From the listing below, return each line that includes "Peltosaaren".

--- START Data supplied ---

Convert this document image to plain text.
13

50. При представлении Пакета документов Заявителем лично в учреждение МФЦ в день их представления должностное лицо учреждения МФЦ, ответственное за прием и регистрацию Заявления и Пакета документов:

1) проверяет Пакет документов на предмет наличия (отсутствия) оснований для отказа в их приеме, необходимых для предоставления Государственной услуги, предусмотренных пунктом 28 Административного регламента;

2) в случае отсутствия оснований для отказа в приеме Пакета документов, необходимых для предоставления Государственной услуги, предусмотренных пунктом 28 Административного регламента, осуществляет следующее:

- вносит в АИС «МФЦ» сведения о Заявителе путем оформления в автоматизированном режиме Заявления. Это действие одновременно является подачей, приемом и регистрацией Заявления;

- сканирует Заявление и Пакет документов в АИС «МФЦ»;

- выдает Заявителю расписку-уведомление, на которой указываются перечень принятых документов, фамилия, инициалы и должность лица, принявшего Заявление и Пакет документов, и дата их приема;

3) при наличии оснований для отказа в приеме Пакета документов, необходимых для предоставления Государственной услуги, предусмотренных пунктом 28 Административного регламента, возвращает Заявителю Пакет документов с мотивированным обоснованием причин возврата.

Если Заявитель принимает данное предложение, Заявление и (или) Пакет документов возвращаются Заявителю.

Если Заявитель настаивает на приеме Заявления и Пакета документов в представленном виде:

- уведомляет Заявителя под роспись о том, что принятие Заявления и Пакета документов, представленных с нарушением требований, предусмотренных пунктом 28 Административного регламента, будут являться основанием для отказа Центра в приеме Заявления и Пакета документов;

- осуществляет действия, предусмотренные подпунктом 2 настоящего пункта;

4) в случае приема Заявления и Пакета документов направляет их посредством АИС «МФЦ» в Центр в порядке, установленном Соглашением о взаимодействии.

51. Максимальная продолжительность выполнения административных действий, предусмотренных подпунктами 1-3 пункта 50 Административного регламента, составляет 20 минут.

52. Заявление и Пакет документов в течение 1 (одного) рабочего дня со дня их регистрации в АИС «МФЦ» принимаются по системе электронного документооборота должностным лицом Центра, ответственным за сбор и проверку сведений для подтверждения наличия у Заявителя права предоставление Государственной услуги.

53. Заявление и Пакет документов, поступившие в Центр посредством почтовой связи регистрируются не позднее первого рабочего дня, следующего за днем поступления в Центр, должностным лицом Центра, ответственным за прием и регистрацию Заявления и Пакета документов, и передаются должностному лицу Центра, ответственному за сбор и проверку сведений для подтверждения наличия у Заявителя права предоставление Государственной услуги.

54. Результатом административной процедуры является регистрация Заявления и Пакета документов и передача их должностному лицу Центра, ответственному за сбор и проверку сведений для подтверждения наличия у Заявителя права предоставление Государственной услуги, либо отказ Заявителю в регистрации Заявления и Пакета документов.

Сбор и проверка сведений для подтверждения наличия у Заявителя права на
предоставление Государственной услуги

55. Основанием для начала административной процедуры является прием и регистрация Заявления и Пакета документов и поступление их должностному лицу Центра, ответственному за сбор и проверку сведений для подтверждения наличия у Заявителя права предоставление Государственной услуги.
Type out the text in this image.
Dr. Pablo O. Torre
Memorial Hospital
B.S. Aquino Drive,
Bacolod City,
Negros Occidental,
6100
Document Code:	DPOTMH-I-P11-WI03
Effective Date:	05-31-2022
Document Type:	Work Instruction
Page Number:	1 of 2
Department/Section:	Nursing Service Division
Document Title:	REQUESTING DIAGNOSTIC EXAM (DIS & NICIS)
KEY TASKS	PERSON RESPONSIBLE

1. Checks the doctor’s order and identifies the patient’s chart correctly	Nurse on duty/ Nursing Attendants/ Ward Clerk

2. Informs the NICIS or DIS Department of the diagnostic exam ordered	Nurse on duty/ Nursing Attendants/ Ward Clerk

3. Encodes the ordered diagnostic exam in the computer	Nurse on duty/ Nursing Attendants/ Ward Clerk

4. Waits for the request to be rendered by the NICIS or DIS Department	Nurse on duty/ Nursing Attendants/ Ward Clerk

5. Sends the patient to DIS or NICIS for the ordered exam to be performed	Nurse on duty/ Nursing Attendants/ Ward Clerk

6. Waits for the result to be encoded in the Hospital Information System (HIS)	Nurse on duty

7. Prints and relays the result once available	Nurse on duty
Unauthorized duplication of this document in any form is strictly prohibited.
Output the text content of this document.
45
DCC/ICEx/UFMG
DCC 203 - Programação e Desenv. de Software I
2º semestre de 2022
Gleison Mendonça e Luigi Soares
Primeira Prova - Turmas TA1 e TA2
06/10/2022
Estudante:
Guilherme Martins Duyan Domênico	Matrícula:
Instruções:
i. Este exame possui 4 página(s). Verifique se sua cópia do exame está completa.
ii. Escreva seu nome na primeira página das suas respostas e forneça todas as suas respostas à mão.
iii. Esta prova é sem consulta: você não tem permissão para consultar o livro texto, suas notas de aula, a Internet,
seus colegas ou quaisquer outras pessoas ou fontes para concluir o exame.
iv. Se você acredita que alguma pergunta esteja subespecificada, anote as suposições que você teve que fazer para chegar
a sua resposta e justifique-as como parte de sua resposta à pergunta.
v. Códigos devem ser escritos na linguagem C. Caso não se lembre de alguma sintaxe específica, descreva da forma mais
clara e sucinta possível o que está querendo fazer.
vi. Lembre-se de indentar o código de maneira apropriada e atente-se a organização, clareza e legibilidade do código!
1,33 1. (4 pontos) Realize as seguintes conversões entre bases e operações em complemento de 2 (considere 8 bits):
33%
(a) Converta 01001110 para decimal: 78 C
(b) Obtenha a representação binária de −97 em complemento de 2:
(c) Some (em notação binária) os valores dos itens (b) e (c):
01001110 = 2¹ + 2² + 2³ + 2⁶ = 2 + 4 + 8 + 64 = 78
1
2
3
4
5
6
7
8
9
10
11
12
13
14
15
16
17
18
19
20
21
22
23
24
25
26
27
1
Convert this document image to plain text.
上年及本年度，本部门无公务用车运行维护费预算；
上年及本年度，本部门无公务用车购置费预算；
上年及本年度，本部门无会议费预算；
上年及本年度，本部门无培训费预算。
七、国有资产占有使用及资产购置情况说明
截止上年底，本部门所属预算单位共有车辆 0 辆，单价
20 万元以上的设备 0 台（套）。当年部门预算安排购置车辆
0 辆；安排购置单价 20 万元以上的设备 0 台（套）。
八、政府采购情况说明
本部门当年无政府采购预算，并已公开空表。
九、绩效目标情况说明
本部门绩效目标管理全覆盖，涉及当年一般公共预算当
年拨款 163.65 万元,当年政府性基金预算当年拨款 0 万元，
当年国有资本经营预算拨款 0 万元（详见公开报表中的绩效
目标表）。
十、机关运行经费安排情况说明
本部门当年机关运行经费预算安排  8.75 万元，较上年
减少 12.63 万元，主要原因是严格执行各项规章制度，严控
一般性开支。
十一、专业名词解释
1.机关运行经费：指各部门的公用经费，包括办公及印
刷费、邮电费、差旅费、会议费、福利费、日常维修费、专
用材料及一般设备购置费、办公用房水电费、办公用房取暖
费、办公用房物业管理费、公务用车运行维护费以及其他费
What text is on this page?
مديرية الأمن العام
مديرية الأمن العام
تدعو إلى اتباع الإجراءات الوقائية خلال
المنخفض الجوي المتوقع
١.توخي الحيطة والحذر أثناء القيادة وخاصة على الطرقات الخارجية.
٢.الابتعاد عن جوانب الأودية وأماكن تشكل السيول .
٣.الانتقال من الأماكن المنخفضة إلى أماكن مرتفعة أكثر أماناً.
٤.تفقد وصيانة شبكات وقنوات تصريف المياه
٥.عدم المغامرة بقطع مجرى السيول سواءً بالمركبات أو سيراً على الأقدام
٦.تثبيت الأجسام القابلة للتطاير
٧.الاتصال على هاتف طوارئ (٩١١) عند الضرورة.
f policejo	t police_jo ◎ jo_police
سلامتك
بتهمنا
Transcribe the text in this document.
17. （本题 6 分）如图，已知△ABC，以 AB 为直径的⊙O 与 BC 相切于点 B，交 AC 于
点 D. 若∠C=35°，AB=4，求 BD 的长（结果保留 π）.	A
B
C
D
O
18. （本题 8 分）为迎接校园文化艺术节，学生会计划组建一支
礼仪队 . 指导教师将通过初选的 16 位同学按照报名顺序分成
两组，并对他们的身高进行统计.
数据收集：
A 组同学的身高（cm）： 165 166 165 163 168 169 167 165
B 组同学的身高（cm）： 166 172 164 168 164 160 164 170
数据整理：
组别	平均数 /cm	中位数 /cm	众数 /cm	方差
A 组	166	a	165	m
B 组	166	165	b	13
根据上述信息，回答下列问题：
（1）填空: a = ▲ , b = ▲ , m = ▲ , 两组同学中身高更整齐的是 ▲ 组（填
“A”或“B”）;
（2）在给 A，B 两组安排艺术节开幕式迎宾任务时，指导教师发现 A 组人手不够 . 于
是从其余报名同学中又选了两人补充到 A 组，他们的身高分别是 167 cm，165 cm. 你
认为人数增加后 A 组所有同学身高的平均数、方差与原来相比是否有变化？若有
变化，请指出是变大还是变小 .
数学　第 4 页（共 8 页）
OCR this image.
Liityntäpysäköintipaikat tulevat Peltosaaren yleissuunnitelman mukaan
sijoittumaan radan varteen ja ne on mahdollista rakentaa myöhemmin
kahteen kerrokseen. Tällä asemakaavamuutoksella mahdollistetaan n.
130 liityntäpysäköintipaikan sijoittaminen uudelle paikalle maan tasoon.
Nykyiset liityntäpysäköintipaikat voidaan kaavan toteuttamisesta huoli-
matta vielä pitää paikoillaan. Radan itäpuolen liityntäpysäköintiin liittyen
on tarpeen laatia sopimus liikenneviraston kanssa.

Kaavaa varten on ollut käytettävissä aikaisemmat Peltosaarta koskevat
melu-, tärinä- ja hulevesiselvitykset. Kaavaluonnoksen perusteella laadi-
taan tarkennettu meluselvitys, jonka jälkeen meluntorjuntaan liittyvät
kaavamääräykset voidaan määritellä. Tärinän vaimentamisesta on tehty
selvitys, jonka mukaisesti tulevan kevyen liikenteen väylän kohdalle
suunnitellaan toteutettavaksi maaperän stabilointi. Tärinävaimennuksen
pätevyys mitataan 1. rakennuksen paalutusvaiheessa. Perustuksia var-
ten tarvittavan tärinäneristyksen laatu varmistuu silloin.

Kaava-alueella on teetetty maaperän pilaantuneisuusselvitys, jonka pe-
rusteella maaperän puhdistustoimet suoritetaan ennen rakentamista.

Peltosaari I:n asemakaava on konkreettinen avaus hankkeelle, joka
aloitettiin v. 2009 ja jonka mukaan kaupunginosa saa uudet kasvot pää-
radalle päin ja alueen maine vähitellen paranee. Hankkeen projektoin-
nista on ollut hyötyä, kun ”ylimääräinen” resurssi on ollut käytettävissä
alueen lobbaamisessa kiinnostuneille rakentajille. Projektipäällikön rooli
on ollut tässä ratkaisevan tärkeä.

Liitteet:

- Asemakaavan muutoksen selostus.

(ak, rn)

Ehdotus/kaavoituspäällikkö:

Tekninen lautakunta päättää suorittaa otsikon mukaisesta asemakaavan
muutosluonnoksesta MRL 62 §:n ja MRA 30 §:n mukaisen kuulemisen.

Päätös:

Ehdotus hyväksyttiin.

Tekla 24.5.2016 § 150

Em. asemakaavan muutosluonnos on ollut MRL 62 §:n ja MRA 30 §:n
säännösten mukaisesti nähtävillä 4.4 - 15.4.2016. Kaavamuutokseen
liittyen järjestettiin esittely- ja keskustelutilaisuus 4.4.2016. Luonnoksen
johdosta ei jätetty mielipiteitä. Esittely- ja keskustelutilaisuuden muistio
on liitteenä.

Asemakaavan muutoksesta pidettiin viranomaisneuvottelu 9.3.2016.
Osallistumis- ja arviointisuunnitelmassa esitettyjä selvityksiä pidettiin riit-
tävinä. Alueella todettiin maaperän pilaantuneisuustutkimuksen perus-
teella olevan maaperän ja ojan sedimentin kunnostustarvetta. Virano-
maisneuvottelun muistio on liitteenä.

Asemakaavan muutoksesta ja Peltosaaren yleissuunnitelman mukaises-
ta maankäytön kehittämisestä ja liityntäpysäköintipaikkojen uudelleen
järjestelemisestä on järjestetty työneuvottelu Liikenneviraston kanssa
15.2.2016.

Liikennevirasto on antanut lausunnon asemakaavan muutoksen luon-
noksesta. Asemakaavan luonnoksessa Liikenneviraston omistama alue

--- END Data supplied ---

Answer for this exercise:
Liityntäpysäköintipaikat tulevat Peltosaaren yleissuunnitelman mukaan
Asemakaavan muutoksesta ja Peltosaaren yleissuunnitelman mukaises-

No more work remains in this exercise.